REQUIREMENT: Count every line of the material that holds the string "지원구간". Respond with the total only.

(Dataset items)
-*-

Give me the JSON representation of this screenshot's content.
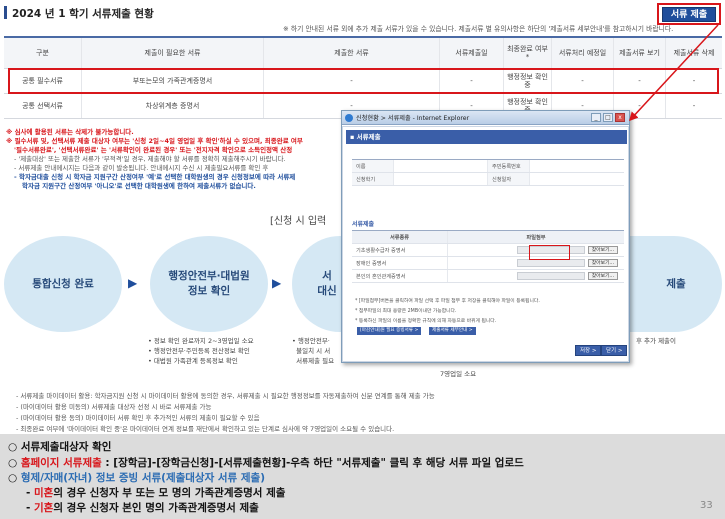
{
  "header": {
    "title": "2024 년 1 학기 서류제출 현황",
    "submit_button": "서류 제출",
    "notice": "※ 하기 안내된 서류 외에 추가 제출 서류가 있을 수 있습니다. 제출서류 별 유의사항은 하단의 '제출서류 세부안내'를 참고하시기 바랍니다."
  },
  "table": {
    "columns": [
      "구분",
      "제출이 필요한 서류",
      "제출한 서류",
      "서류제출일",
      "최종완료 여부 *",
      "서류처리 예정일",
      "제출서류 보기",
      "제출서류 삭제"
    ],
    "rows": [
      [
        "공통 필수서류",
        "부또는모의 가족관계증명서",
        "-",
        "-",
        "행정정보 확인중",
        "-",
        "-",
        "-"
      ],
      [
        "공통 선택서류",
        "차상위계층 증명서",
        "-",
        "-",
        "행정정보 확인중",
        "-",
        "-",
        "-"
      ]
    ]
  },
  "notes": {
    "red1": "※ 심사에 활용된 서류는 삭제가 불가능합니다.",
    "red2": "※ 필수서류 및, 선택서류 제출 대상자 여부는 '신청 2일~4일 영업일 후 확인'하실 수 있으며, 최종완료 여부",
    "red3": "'필수서류완료', '선택서류완료' 는 '서류확인이 완료된 경우' 또는 '전지자격 확인으로 소득인정액 산정",
    "gray1": "- '제출대상' 또는 제출한 서류가 '부적격'일 경우, 제출해야 할 서류를 정확히 제출해주시기 바랍니다.",
    "gray2": "- 서류제출 안내메시지는 다음과 같이 발송됩니다. 안내메시지 수신 시 제출필요서류를 확인 후",
    "blue1": "- 학자금대출 신청 시 학자금 지원구간 산정여부 '예'로 선택한 대학원생의 경우 신청정보에 따라 서류제",
    "blue2": "학자금 지원구간 산정여부 '아니오'로 선택한 대학원생에 한하여 제출서류가 없습니다."
  },
  "process": {
    "heading": "[신청 시 입력",
    "step1": "통합신청 완료",
    "step2_line1": "행정안전부·대법원",
    "step2_line2": "정보 확인",
    "step3_line1": "서",
    "step3_line2": "대신",
    "step4": "제출",
    "bullets_left": [
      "정보 확인 완료까지 2~3영업일 소요",
      "행정안전부·주민등록 전산정보 확인",
      "대법원 가족관계 등록정보 확인"
    ],
    "bullets_mid": [
      "행정안전부·",
      "불일치 시 서",
      "서류제출 필요"
    ],
    "right_fragment": "후 추가 제출이",
    "right_fragment2": "7영업일 소요"
  },
  "footer_notes": [
    "- 서류제출 마이데이터 활용: 학자금지원 신청 시 마이데이터 활용에 동의한 경우, 서류제출 시 필요한 행정정보를 자동제출하여 신분 연계를 통해 제출 가능",
    "- (마이데이터 활용 미동의) 서류제출 대상자 선정 시 바로 서류제출 가능",
    "- (마이데이터 활용 동의) 마이데이터 서류 확인 후 추가적인 서류의 제출이 필요할 수 있음",
    "- 최종완료 여부에 '마이데이터 확인 중'은 마이데이터 연계 정보를 재단에서 확인하고 있는 단계로 심사에 약 7영업일이 소요될 수 있습니다."
  ],
  "popup": {
    "window_title": "신청현황 > 서류제출 - Internet Explorer",
    "header": "▪ 서류제출",
    "info_rows": [
      [
        "이름",
        "",
        "주민등록번호",
        ""
      ],
      [
        "신청학기",
        "",
        "신청일자",
        ""
      ]
    ],
    "section_title": "서류제출",
    "doc_columns": [
      "서류종류",
      "파일첨부"
    ],
    "doc_rows": [
      "기초생활수급자 증명서",
      "장애인 증명서",
      "본인의 혼인관계증명서"
    ],
    "find_button": "찾아보기...",
    "notes": [
      "* [파일첨부]버튼을 클릭하여 파일 선택 후 파일 첨부 후 저장을 클릭해야 파일이 등록됩니다.",
      "* 첨부파일의 최대 용량은 2MB이내만 가능합니다.",
      "* 등록하신 파일의 이름을 정확한 규칙에 의해 자동으로 바뀌게 됩니다."
    ],
    "chips": [
      "[마감안내]원 필요 증빙서류 >",
      "제출서류 세부안내 >"
    ],
    "save_button": "저장 >",
    "close_button": "닫기 >",
    "win_minimize": "_",
    "win_maximize": "□",
    "win_close": "x"
  },
  "bottom": {
    "line1": "○ 서류제출대상자 확인",
    "line2_prefix": "○ ",
    "line2_red": "홈페이지 서류제출",
    "line2_rest": " : [장학금]-[장학금신청]-[서류제출현황]-우측 하단 \"서류제출\" 클릭 후 해당 서류 파일 업로드",
    "line3_prefix": "○ ",
    "line3_blue": "형제/자매(자녀) 정보 증빙 서류(제출대상자 서류 제출)",
    "line4_prefix": "- ",
    "line4_red": "미혼",
    "line4_rest": "의 경우 신청자 부 또는 모 명의 가족관계증명서 제출",
    "line5_prefix": "- ",
    "line5_red": "기혼",
    "line5_rest": "의 경우 신청자 본인 명의 가족관계증명서 제출",
    "page_number": "33"
  },
  "colors": {
    "accent": "#1f4e9c",
    "highlight": "#d8161b",
    "circle": "#d5e8f4"
  }
}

-*-

RIGHT ANSWER: 2